- [TRECHO FORNECIDO]
----

100 anos de Abelardo da Hora: o artista da beleza e da denúncia social – Revista Algomais – a revista de Pernambuco

100 anos de Abelardo da Hora: o artista da beleza e da denúncia social

Com obras espalhadas pelas ruas e praças do Recife, Abelardo da Hora é lembrado no seu centenário por suas criações, que revelam flagelos como a fome, mas também a beleza feminina. No seu legado, está ainda a generosidade em formar novos talentos e levar a arte para o povo.

*Por Rafael Dantas

Esculturas, gravuras, cerâmicas, tapeçarias e até brinquedos são algumas das tipologias da arte por onde as mãos do artista Abelardo da Hora deixou sua marca. A obra imensa está distribuída por muitas praças, ruas e galerias – não apenas da capital pernambucana. Peças que, neste ano do centenário do seu criador, merecem um novo olhar dos recifenses e de quem visita a cidade. A criatividade e a habilidade desenvolvida como autodidata – embora tenha estudado na Escola de Belas Artes do Recife – estiveram a serviço de muitas missões, mas as principais foram a denúncia contra a desigualdade social e as suas paixões pelas mulheres e pela cultura local.

Um dos grandes diferenciais das obras de Abelardo da Hora é o fato de muitas delas estarem nas ruas. Os Monumentos ao Frevo, na Rua da Aurora, o Maracatu, ao lado do Forte das Cinco Pontas, e os Retirantes, no Parque Dona Lindu, são apenas algumas das tantas que embelezam a cidade. Além das esculturas, o artista deixou muitos painéis em cerâmica espalhados pelo Estado. Eles estão, por exemplo, nas fachadas dos centros de saúde construídos durante o Governo de Eduardo Campos, como nos hospitais Miguel Arraes, Dom Helder Câmara e Pelópidas da Silveira.

----

[Registros dos limites de elementos]
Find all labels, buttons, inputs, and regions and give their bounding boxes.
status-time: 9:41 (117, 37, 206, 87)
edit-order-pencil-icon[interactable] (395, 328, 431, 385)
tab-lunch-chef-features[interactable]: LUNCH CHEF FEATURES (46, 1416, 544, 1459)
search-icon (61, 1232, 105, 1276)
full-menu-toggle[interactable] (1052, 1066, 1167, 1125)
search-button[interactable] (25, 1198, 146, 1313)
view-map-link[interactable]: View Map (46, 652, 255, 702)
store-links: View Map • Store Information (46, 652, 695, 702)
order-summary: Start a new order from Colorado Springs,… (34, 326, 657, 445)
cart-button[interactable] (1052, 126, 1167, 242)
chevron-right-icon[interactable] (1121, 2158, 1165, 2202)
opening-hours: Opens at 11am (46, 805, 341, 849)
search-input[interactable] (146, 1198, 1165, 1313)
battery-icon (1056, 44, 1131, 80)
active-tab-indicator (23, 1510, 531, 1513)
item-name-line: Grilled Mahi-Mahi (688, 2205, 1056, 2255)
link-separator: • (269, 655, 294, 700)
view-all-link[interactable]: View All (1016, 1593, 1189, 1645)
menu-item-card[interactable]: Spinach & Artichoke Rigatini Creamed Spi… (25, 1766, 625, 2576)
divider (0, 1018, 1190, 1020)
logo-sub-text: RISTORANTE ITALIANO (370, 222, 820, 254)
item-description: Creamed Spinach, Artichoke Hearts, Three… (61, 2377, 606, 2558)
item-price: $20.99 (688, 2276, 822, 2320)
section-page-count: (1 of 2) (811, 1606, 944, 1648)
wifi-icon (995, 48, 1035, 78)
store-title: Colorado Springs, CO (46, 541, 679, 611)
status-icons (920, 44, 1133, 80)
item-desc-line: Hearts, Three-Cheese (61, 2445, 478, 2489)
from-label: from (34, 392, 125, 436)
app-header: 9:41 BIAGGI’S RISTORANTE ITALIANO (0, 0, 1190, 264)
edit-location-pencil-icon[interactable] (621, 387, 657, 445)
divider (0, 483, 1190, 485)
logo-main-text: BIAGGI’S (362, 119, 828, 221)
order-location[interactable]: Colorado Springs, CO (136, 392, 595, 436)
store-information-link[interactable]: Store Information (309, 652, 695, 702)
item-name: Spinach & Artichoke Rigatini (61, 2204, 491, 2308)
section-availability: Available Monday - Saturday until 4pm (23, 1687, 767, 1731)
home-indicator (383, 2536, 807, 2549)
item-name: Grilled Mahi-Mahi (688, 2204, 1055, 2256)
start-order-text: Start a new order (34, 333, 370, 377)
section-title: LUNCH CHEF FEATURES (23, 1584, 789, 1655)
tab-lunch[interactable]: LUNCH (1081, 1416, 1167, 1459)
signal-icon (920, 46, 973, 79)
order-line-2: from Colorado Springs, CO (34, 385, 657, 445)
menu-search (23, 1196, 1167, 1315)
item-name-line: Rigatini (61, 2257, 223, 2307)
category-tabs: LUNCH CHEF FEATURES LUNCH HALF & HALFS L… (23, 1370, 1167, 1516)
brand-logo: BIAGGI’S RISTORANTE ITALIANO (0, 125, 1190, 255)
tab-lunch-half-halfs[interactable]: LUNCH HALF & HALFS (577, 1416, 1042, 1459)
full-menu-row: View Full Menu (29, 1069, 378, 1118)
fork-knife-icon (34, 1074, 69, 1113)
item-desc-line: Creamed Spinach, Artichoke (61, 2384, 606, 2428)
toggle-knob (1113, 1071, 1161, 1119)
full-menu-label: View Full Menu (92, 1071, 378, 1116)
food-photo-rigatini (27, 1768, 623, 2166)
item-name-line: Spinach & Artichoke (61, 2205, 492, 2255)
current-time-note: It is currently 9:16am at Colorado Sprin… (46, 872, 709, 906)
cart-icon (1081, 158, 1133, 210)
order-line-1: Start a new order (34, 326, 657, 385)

----

- [INSTRUÇÕES E REQUISITOS] Copie do texto sobre Abelardo da Hora, sem alterar nada, a passagem entre "Com obras espalhadas" e "para o povo.", inclusive.

- [RESPOSTA DO EXERCÍCIO]
Com obras espalhadas pelas ruas e praças do Recife, Abelardo da Hora é lembrado no seu centenário por suas criações, que revelam flagelos como a fome, mas também a beleza feminina. No seu legado, está ainda a generosidade em formar novos talentos e levar a arte para o povo.